------ DATASET ------

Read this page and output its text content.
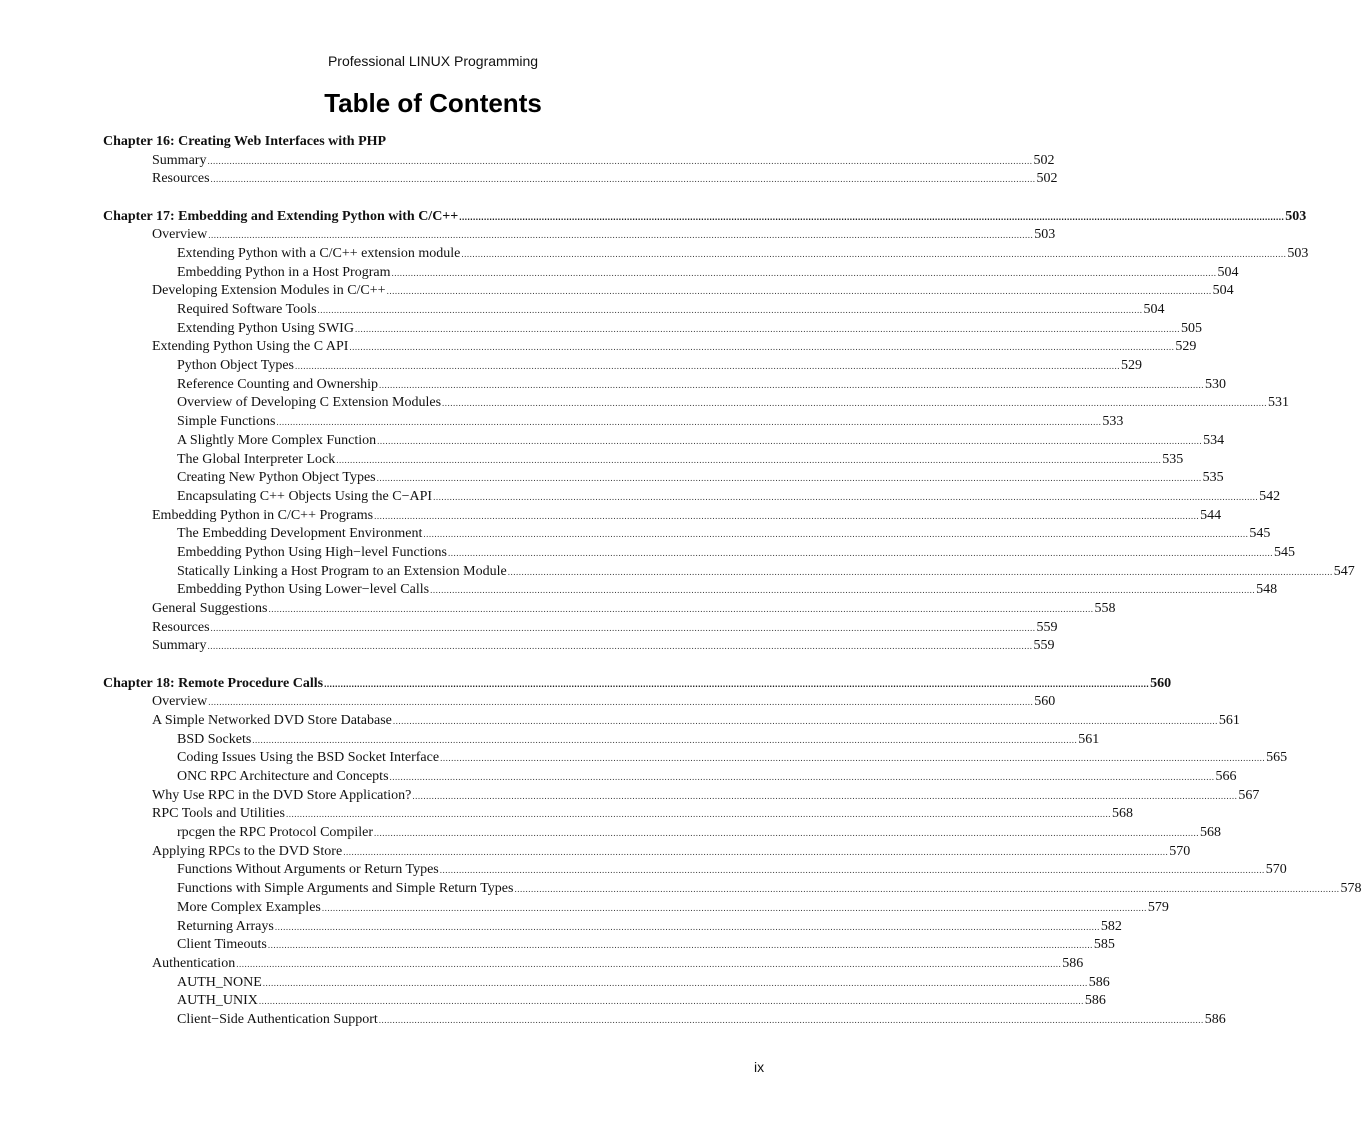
Professional LINUX Programming
Table of Contents
Chapter 16: Creating Web Interfaces with PHP
Summary ............................................................................................................................................................................................................................................................................................................ 502
Resources ............................................................................................................................................................................................................................................................................................................ 502
Chapter 17: Embedding and Extending Python with C/C++ ............................................................................................................................................................................................................................................................................................................ 503
Overview ............................................................................................................................................................................................................................................................................................................ 503
Extending Python with a C/C++ extension module ............................................................................................................................................................................................................................................................................................................ 503
Embedding Python in a Host Program ............................................................................................................................................................................................................................................................................................................ 504
Developing Extension Modules in C/C++ ............................................................................................................................................................................................................................................................................................................ 504
Required Software Tools ............................................................................................................................................................................................................................................................................................................ 504
Extending Python Using SWIG ............................................................................................................................................................................................................................................................................................................ 505
Extending Python Using the C API ............................................................................................................................................................................................................................................................................................................ 529
Python Object Types ............................................................................................................................................................................................................................................................................................................ 529
Reference Counting and Ownership ............................................................................................................................................................................................................................................................................................................ 530
Overview of Developing C Extension Modules ............................................................................................................................................................................................................................................................................................................ 531
Simple Functions ............................................................................................................................................................................................................................................................................................................ 533
A Slightly More Complex Function ............................................................................................................................................................................................................................................................................................................ 534
The Global Interpreter Lock ............................................................................................................................................................................................................................................................................................................ 535
Creating New Python Object Types ............................................................................................................................................................................................................................................................................................................ 535
Encapsulating C++ Objects Using the C−API ............................................................................................................................................................................................................................................................................................................ 542
Embedding Python in C/C++ Programs ............................................................................................................................................................................................................................................................................................................ 544
The Embedding Development Environment ............................................................................................................................................................................................................................................................................................................ 545
Embedding Python Using High−level Functions ............................................................................................................................................................................................................................................................................................................ 545
Statically Linking a Host Program to an Extension Module ............................................................................................................................................................................................................................................................................................................ 547
Embedding Python Using Lower−level Calls ............................................................................................................................................................................................................................................................................................................ 548
General Suggestions ............................................................................................................................................................................................................................................................................................................ 558
Resources ............................................................................................................................................................................................................................................................................................................ 559
Summary ............................................................................................................................................................................................................................................................................................................ 559
Chapter 18: Remote Procedure Calls ............................................................................................................................................................................................................................................................................................................ 560
Overview ............................................................................................................................................................................................................................................................................................................ 560
A Simple Networked DVD Store Database ............................................................................................................................................................................................................................................................................................................ 561
BSD Sockets ............................................................................................................................................................................................................................................................................................................ 561
Coding Issues Using the BSD Socket Interface ............................................................................................................................................................................................................................................................................................................ 565
ONC RPC Architecture and Concepts ............................................................................................................................................................................................................................................................................................................ 566
Why Use RPC in the DVD Store Application? ............................................................................................................................................................................................................................................................................................................ 567
RPC Tools and Utilities ............................................................................................................................................................................................................................................................................................................ 568
rpcgen the RPC Protocol Compiler ............................................................................................................................................................................................................................................................................................................ 568
Applying RPCs to the DVD Store ............................................................................................................................................................................................................................................................................................................ 570
Functions Without Arguments or Return Types ............................................................................................................................................................................................................................................................................................................ 570
Functions with Simple Arguments and Simple Return Types ............................................................................................................................................................................................................................................................................................................ 578
More Complex Examples ............................................................................................................................................................................................................................................................................................................ 579
Returning Arrays ............................................................................................................................................................................................................................................................................................................ 582
Client Timeouts ............................................................................................................................................................................................................................................................................................................ 585
Authentication ............................................................................................................................................................................................................................................................................................................ 586
AUTH_NONE ............................................................................................................................................................................................................................................................................................................ 586
AUTH_UNIX ............................................................................................................................................................................................................................................................................................................ 586
Client−Side Authentication Support ............................................................................................................................................................................................................................................................................................................ 586
ix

------

Work out how many lines of the listing above include the word "Creating". Report only the number.

2